Find the lines with "info" in them and copy them out.
--- BEGIN DATASET RECORDS ---
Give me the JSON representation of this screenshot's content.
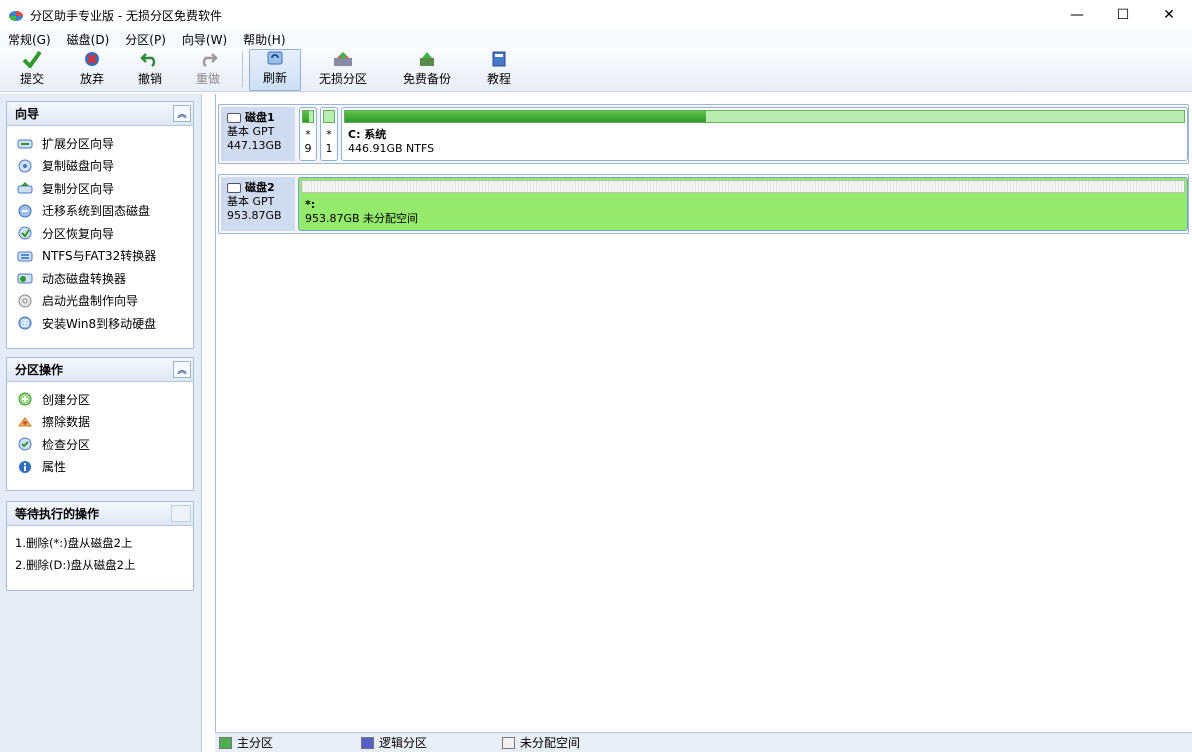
{
  "window": {
    "title": "分区助手专业版 - 无损分区免费软件",
    "minimize": "—",
    "maximize": "☐",
    "close": "✕"
  },
  "menu": [
    "常规(G)",
    "磁盘(D)",
    "分区(P)",
    "向导(W)",
    "帮助(H)"
  ],
  "toolbar": {
    "submit": "提交",
    "discard": "放弃",
    "undo": "撤销",
    "redo": "重做",
    "refresh": "刷新",
    "lossless": "无损分区",
    "backup": "免费备份",
    "tutorial": "教程"
  },
  "wizard_panel": {
    "title": "向导",
    "items": [
      "扩展分区向导",
      "复制磁盘向导",
      "复制分区向导",
      "迁移系统到固态磁盘",
      "分区恢复向导",
      "NTFS与FAT32转换器",
      "动态磁盘转换器",
      "启动光盘制作向导",
      "安装Win8到移动硬盘"
    ]
  },
  "partition_panel": {
    "title": "分区操作",
    "items": [
      "创建分区",
      "擦除数据",
      "检查分区",
      "属性"
    ]
  },
  "pending_panel": {
    "title": "等待执行的操作",
    "items": [
      "1.删除(*:)盘从磁盘2上",
      "2.删除(D:)盘从磁盘2上"
    ]
  },
  "disks": [
    {
      "name": "磁盘1",
      "type": "基本 GPT",
      "size": "447.13GB",
      "small_parts": [
        {
          "top": "*",
          "bottom": "9"
        },
        {
          "top": "*",
          "bottom": "1"
        }
      ],
      "main_part": {
        "label": "C: 系统",
        "info": "446.91GB NTFS",
        "used_fraction": 0.43
      }
    },
    {
      "name": "磁盘2",
      "type": "基本 GPT",
      "size": "953.87GB",
      "main_part": {
        "label": "*:",
        "info": "953.87GB 未分配空间"
      }
    }
  ],
  "legend": {
    "primary": "主分区",
    "logical": "逻辑分区",
    "unallocated": "未分配空间",
    "colors": {
      "primary": "#4caf50",
      "logical": "#5560c8",
      "unallocated": "#f0f0f0"
    }
  }
}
--- END DATASET RECORDS ---
* **WRITTEN ANSWER**
        "info": "446.91GB NTFS",
        "info": "953.87GB 未分配空间"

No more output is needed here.